(Collected data entries)
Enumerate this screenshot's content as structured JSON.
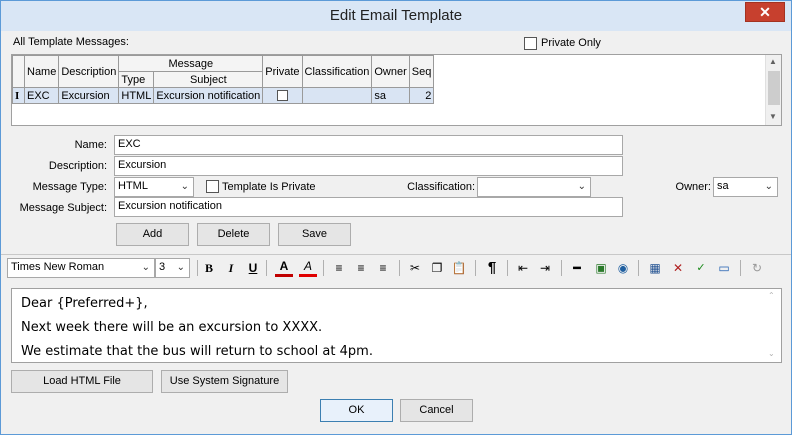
{
  "window": {
    "title": "Edit Email Template",
    "close_glyph": "✕"
  },
  "templates": {
    "label": "All Template Messages:",
    "private_only_label": "Private Only",
    "group_header": "Message",
    "columns": {
      "name": "Name",
      "description": "Description",
      "type": "Type",
      "subject": "Subject",
      "private": "Private",
      "classification": "Classification",
      "owner": "Owner",
      "seq": "Seq"
    },
    "rows": [
      {
        "marker": "I",
        "name": "EXC",
        "description": "Excursion",
        "type": "HTML",
        "subject": "Excursion notification",
        "private": false,
        "classification": "",
        "owner": "sa",
        "seq": "2"
      }
    ]
  },
  "form": {
    "name_label": "Name:",
    "name_value": "EXC",
    "description_label": "Description:",
    "description_value": "Excursion",
    "message_type_label": "Message Type:",
    "message_type_value": "HTML",
    "template_private_label": "Template Is Private",
    "classification_label": "Classification:",
    "classification_value": "",
    "owner_label": "Owner:",
    "owner_value": "sa",
    "subject_label": "Message Subject:",
    "subject_value": "Excursion notification"
  },
  "actions": {
    "add": "Add",
    "delete": "Delete",
    "save": "Save"
  },
  "toolbar": {
    "font_value": "Times New Roman",
    "size_value": "3",
    "bold": "B",
    "italic": "I",
    "underline": "U",
    "text_color_glyph": "A",
    "highlight_glyph": "A",
    "paragraph_glyph": "¶"
  },
  "editor": {
    "lines": [
      "Dear {Preferred+},",
      "Next week there will be an excursion to XXXX.",
      "We estimate that the bus will return to school at 4pm."
    ]
  },
  "bottom": {
    "load_html": "Load HTML File",
    "use_signature": "Use System Signature",
    "ok": "OK",
    "cancel": "Cancel"
  },
  "colors": {
    "text_color": "#c00000",
    "highlight_color": "#e00000",
    "accent": "#3c7fb1"
  }
}
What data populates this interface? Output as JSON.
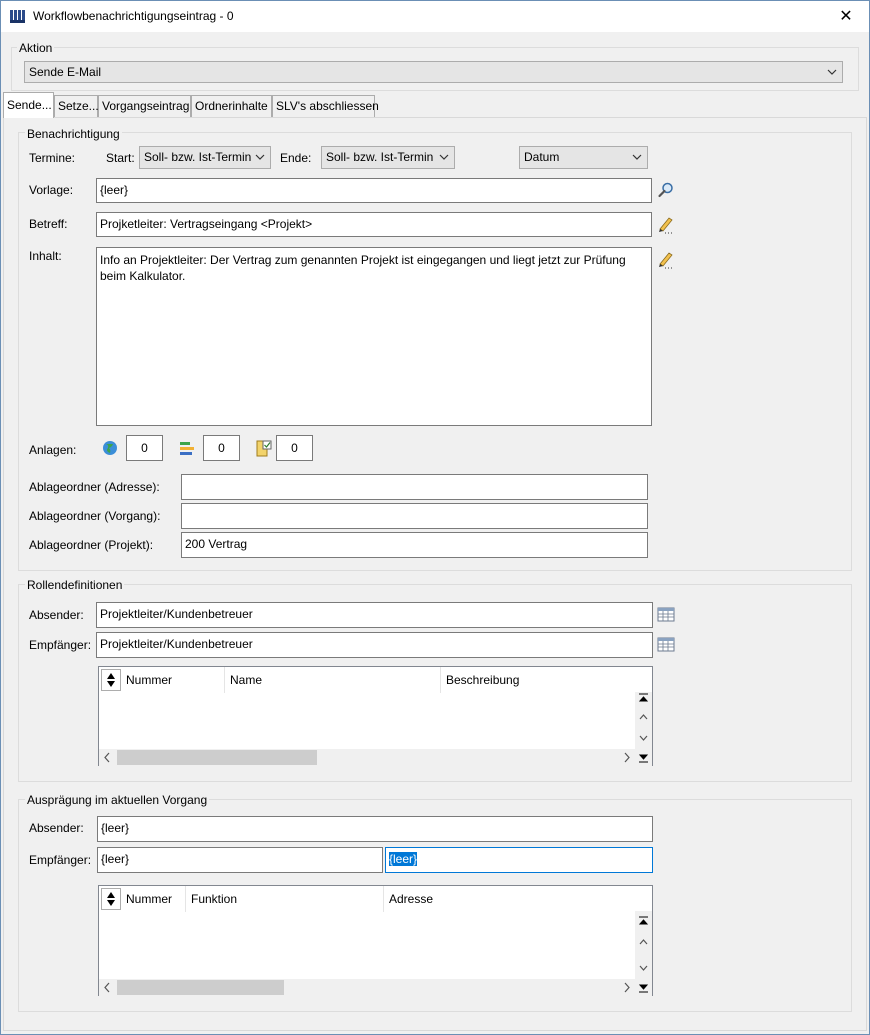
{
  "window": {
    "title": "Workflowbenachrichtigungseintrag - 0",
    "close_symbol": "✕"
  },
  "aktion": {
    "legend": "Aktion",
    "selected": "Sende E-Mail"
  },
  "tabs": [
    "Sende...",
    "Setze...",
    "Vorgangseintrag",
    "Ordnerinhalte",
    "SLV's abschliessen"
  ],
  "benachrichtigung": {
    "legend": "Benachrichtigung",
    "termine_label": "Termine:",
    "start_label": "Start:",
    "start_value": "Soll- bzw. Ist-Termin",
    "ende_label": "Ende:",
    "ende_value": "Soll- bzw. Ist-Termin",
    "datum_value": "Datum",
    "vorlage_label": "Vorlage:",
    "vorlage_value": "{leer}",
    "betreff_label": "Betreff:",
    "betreff_value": "Projketleiter: Vertragseingang <Projekt>",
    "inhalt_label": "Inhalt:",
    "inhalt_value": "Info an Projektleiter: Der Vertrag zum genannten Projekt ist eingegangen und liegt jetzt zur Prüfung beim Kalkulator.",
    "anlagen_label": "Anlagen:",
    "anlagen_counts": [
      "0",
      "0",
      "0"
    ],
    "ablage_adresse_label": "Ablageordner (Adresse):",
    "ablage_adresse_value": "",
    "ablage_vorgang_label": "Ablageordner (Vorgang):",
    "ablage_vorgang_value": "",
    "ablage_projekt_label": "Ablageordner (Projekt):",
    "ablage_projekt_value": "200 Vertrag"
  },
  "rollen": {
    "legend": "Rollendefinitionen",
    "absender_label": "Absender:",
    "absender_value": "Projektleiter/Kundenbetreuer",
    "empfaenger_label": "Empfänger:",
    "empfaenger_value": "Projektleiter/Kundenbetreuer",
    "columns": [
      "Nummer",
      "Name",
      "Beschreibung"
    ]
  },
  "auspraegung": {
    "legend": "Ausprägung im aktuellen Vorgang",
    "absender_label": "Absender:",
    "absender_value": "{leer}",
    "empfaenger_label": "Empfänger:",
    "empfaenger_value": "{leer}",
    "empfaenger_value2": "{leer}",
    "columns": [
      "Nummer",
      "Funktion",
      "Adresse"
    ]
  }
}
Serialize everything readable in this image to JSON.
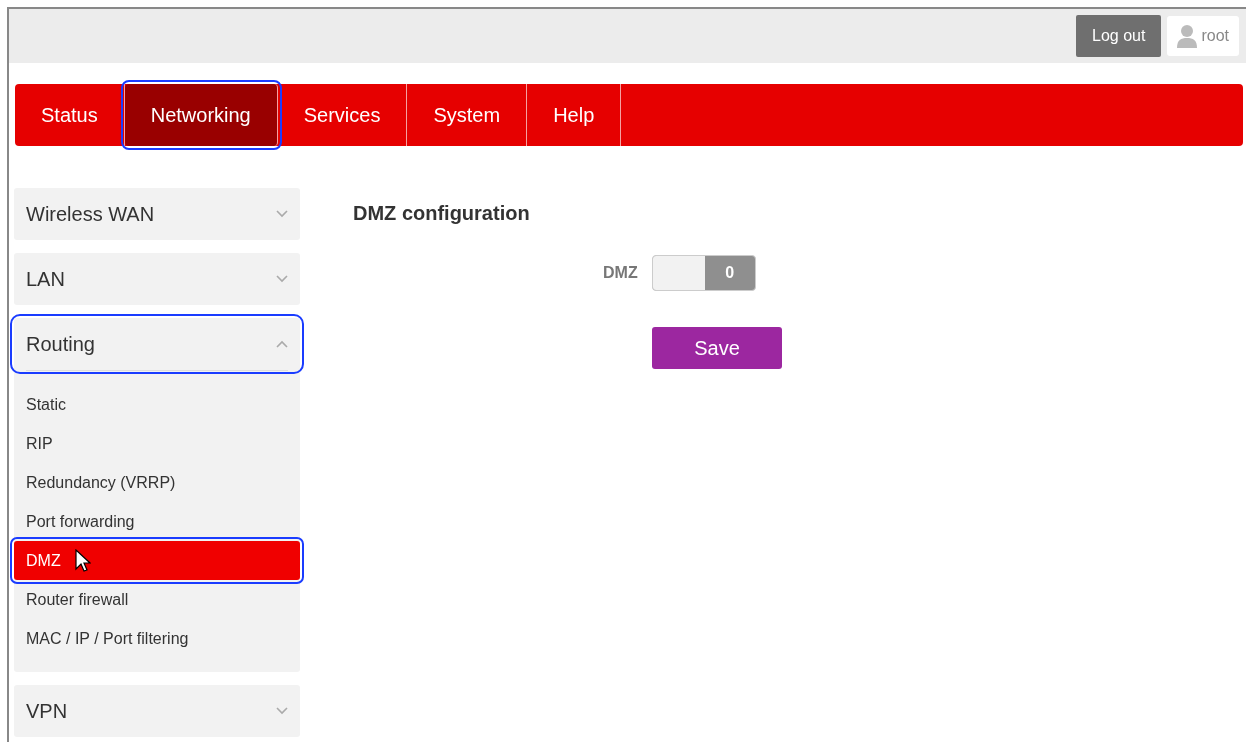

#### [Instruction]
All of the material above needs to be restated exactly, with no pictures.

#### [Exercise response]
Enumerate this screenshot's content as structured JSON.
{
  "window": {
    "title": "Edit Email Template",
    "close_glyph": "✕"
  },
  "templates": {
    "label": "All Template Messages:",
    "private_only_label": "Private Only",
    "group_header": "Message",
    "columns": {
      "name": "Name",
      "description": "Description",
      "type": "Type",
      "subject": "Subject",
      "private": "Private",
      "classification": "Classification",
      "owner": "Owner",
      "seq": "Seq"
    },
    "rows": [
      {
        "marker": "I",
        "name": "EXC",
        "description": "Excursion",
        "type": "HTML",
        "subject": "Excursion notification",
        "private": false,
        "classification": "",
        "owner": "sa",
        "seq": "2"
      }
    ]
  },
  "form": {
    "name_label": "Name:",
    "name_value": "EXC",
    "description_label": "Description:",
    "description_value": "Excursion",
    "message_type_label": "Message Type:",
    "message_type_value": "HTML",
    "template_private_label": "Template Is Private",
    "classification_label": "Classification:",
    "classification_value": "",
    "owner_label": "Owner:",
    "owner_value": "sa",
    "subject_label": "Message Subject:",
    "subject_value": "Excursion notification"
  },
  "actions": {
    "add": "Add",
    "delete": "Delete",
    "save": "Save"
  },
  "toolbar": {
    "font_value": "Times New Roman",
    "size_value": "3",
    "bold": "B",
    "italic": "I",
    "underline": "U",
    "text_color_glyph": "A",
    "highlight_glyph": "A",
    "paragraph_glyph": "¶"
  },
  "editor": {
    "lines": [
      "Dear {Preferred+},",
      "Next week there will be an excursion to XXXX.",
      "We estimate that the bus will return to school at 4pm."
    ]
  },
  "bottom": {
    "load_html": "Load HTML File",
    "use_signature": "Use System Signature",
    "ok": "OK",
    "cancel": "Cancel"
  },
  "colors": {
    "text_color": "#c00000",
    "highlight_color": "#e00000",
    "accent": "#3c7fb1"
  }
}
What data populates this interface? Output as JSON.
{
  "window": {
    "title": "Workflowbenachrichtigungseintrag - 0",
    "close_symbol": "✕"
  },
  "aktion": {
    "legend": "Aktion",
    "selected": "Sende E-Mail"
  },
  "tabs": [
    "Sende...",
    "Setze...",
    "Vorgangseintrag",
    "Ordnerinhalte",
    "SLV's abschliessen"
  ],
  "benachrichtigung": {
    "legend": "Benachrichtigung",
    "termine_label": "Termine:",
    "start_label": "Start:",
    "start_value": "Soll- bzw. Ist-Termin",
    "ende_label": "Ende:",
    "ende_value": "Soll- bzw. Ist-Termin",
    "datum_value": "Datum",
    "vorlage_label": "Vorlage:",
    "vorlage_value": "{leer}",
    "betreff_label": "Betreff:",
    "betreff_value": "Projketleiter: Vertragseingang <Projekt>",
    "inhalt_label": "Inhalt:",
    "inhalt_value": "Info an Projektleiter: Der Vertrag zum genannten Projekt ist eingegangen und liegt jetzt zur Prüfung beim Kalkulator.",
    "anlagen_label": "Anlagen:",
    "anlagen_counts": [
      "0",
      "0",
      "0"
    ],
    "ablage_adresse_label": "Ablageordner (Adresse):",
    "ablage_adresse_value": "",
    "ablage_vorgang_label": "Ablageordner (Vorgang):",
    "ablage_vorgang_value": "",
    "ablage_projekt_label": "Ablageordner (Projekt):",
    "ablage_projekt_value": "200 Vertrag"
  },
  "rollen": {
    "legend": "Rollendefinitionen",
    "absender_label": "Absender:",
    "absender_value": "Projektleiter/Kundenbetreuer",
    "empfaenger_label": "Empfänger:",
    "empfaenger_value": "Projektleiter/Kundenbetreuer",
    "columns": [
      "Nummer",
      "Name",
      "Beschreibung"
    ]
  },
  "auspraegung": {
    "legend": "Ausprägung im aktuellen Vorgang",
    "absender_label": "Absender:",
    "absender_value": "{leer}",
    "empfaenger_label": "Empfänger:",
    "empfaenger_value": "{leer}",
    "empfaenger_value2": "{leer}",
    "columns": [
      "Nummer",
      "Funktion",
      "Adresse"
    ]
  }
}
Serialize everything readable in this image to JSON.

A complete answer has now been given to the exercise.